#### What you have to do
Write out every line from the listing below where the string "Histone" is found.

#### Records for processing

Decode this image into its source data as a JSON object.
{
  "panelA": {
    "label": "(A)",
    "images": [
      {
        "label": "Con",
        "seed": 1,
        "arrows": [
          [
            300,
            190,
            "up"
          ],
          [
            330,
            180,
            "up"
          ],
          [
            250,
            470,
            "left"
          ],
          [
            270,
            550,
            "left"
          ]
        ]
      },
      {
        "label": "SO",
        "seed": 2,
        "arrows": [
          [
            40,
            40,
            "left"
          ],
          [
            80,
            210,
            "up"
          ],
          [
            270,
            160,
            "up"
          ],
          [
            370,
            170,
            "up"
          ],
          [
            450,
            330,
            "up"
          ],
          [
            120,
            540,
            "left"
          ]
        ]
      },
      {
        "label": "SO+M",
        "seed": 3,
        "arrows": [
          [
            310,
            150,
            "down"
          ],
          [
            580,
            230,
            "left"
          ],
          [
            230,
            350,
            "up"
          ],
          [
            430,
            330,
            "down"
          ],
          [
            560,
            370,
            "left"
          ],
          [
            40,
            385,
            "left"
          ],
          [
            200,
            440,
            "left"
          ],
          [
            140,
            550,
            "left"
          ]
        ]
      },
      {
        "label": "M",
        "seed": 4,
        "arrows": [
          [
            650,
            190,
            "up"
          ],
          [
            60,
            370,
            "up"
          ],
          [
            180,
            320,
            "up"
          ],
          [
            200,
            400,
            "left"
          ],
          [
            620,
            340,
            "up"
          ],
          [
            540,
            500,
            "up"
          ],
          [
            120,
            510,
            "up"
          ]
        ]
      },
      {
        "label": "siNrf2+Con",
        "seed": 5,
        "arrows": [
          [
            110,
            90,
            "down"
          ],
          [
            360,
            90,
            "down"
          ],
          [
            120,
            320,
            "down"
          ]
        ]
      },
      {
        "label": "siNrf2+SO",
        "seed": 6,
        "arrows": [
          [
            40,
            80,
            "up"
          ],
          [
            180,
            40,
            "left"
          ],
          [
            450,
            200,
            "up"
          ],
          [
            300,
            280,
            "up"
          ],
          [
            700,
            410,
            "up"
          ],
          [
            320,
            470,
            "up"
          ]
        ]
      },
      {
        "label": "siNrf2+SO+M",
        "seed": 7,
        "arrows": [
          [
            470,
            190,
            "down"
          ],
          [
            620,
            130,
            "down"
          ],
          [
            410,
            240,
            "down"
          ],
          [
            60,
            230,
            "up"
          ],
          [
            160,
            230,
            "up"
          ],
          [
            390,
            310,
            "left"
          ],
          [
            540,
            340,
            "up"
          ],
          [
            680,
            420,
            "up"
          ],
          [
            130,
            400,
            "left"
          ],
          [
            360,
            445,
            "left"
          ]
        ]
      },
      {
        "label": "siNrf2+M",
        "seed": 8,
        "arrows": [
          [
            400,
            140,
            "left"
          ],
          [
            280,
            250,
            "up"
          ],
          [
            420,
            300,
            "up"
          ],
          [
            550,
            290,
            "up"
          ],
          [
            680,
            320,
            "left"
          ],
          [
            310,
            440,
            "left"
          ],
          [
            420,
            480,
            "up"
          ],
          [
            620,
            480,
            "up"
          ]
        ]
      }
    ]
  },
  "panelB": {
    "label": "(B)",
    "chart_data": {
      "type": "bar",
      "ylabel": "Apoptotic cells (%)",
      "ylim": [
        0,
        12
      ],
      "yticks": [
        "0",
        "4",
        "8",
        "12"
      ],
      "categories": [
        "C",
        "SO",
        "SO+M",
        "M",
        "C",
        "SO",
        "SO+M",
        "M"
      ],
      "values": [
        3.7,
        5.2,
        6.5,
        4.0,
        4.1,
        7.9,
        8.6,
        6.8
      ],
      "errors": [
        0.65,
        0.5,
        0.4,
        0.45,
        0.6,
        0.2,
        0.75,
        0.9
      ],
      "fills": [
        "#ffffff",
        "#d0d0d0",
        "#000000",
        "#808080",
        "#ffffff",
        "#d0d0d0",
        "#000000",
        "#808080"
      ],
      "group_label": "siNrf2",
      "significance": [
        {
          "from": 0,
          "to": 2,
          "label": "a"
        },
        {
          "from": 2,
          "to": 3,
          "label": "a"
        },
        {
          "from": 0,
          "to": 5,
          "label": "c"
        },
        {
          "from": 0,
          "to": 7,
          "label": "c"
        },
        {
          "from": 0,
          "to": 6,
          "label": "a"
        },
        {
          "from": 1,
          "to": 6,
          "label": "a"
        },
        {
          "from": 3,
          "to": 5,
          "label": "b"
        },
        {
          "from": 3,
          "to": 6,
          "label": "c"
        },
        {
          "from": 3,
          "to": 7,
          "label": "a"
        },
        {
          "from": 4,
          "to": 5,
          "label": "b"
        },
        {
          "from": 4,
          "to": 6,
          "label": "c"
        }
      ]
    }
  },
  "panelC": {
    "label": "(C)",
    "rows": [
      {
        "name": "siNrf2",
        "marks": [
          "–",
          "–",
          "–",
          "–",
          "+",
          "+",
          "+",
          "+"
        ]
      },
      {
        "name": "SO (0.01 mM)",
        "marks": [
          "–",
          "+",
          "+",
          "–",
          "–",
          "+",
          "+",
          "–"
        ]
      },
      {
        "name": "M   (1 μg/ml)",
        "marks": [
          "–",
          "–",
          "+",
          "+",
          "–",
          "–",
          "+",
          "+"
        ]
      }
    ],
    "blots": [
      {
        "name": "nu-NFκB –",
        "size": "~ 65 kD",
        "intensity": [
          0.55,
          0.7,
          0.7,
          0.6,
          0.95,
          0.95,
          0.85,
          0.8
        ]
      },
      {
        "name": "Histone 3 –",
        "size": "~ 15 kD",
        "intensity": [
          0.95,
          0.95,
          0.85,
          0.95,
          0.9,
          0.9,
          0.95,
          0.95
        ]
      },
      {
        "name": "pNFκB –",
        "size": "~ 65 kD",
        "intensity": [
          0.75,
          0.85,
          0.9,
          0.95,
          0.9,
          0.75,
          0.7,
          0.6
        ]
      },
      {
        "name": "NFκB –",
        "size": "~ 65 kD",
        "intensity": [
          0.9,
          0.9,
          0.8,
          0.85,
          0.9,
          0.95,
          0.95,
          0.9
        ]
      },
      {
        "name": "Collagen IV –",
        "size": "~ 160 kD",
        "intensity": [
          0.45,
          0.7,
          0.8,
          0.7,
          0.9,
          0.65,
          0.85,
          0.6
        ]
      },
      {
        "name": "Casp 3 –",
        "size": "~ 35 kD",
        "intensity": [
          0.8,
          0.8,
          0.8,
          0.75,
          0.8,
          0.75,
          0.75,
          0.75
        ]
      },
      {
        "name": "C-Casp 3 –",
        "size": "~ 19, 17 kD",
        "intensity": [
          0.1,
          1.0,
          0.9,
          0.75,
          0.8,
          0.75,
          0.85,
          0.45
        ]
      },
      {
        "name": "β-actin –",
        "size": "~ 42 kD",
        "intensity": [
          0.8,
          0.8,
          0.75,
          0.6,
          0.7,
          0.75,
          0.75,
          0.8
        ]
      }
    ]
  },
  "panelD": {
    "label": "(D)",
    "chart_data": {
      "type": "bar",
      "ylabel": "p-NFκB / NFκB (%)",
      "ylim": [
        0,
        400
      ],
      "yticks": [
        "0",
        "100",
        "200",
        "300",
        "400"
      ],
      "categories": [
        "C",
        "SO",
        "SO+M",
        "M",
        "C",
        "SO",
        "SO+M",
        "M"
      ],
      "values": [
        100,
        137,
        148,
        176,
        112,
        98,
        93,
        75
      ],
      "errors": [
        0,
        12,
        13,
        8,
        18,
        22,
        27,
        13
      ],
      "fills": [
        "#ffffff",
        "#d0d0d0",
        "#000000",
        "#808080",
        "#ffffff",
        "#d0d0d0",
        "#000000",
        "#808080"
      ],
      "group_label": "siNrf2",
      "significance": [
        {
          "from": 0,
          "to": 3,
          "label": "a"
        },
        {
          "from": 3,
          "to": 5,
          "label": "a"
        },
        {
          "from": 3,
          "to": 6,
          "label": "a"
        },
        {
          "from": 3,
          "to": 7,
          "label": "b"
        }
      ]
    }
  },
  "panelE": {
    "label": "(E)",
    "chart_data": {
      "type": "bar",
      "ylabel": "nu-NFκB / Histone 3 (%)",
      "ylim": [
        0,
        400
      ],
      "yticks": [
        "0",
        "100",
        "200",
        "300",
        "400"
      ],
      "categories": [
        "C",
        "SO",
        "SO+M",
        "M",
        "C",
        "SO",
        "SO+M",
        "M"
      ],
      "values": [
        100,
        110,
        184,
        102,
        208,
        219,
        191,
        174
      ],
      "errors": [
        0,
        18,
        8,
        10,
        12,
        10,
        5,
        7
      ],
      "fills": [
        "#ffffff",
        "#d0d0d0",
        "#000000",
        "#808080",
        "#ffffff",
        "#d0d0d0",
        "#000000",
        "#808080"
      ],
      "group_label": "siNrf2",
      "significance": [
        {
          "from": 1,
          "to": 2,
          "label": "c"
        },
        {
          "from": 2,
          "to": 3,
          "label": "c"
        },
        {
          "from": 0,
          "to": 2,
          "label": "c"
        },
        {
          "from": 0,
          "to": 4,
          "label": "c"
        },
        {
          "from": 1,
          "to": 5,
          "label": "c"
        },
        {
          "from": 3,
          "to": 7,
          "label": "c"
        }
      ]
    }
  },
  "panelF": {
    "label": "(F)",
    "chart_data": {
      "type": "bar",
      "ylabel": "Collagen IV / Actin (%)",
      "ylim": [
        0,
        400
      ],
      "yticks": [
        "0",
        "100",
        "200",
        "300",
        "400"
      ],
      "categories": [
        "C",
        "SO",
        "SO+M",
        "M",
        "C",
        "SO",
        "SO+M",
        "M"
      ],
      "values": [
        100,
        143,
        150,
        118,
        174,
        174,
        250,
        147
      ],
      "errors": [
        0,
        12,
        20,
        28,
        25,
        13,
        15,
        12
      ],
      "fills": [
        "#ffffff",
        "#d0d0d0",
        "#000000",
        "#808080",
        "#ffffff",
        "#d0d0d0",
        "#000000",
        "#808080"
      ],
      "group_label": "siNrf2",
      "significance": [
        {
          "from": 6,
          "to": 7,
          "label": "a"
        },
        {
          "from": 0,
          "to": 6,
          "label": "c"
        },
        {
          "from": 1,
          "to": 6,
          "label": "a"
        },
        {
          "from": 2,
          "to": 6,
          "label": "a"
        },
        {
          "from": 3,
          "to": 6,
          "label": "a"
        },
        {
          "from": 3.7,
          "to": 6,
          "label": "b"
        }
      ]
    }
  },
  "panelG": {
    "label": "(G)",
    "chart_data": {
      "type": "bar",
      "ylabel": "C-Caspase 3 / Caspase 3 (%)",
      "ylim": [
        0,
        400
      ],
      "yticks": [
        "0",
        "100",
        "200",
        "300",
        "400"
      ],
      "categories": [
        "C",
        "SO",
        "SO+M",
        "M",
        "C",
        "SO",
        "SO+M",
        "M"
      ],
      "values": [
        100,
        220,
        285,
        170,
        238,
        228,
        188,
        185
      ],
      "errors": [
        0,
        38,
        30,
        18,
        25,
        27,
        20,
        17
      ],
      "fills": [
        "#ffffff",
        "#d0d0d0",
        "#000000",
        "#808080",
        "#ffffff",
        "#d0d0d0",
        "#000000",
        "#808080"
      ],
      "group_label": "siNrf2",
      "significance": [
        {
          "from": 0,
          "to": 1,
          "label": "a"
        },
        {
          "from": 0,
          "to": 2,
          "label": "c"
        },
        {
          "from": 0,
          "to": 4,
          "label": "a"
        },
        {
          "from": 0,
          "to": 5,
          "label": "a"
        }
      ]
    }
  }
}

#### Written answer
        "name": "Histone 3 –",
      "ylabel": "nu-NFκB / Histone 3 (%)",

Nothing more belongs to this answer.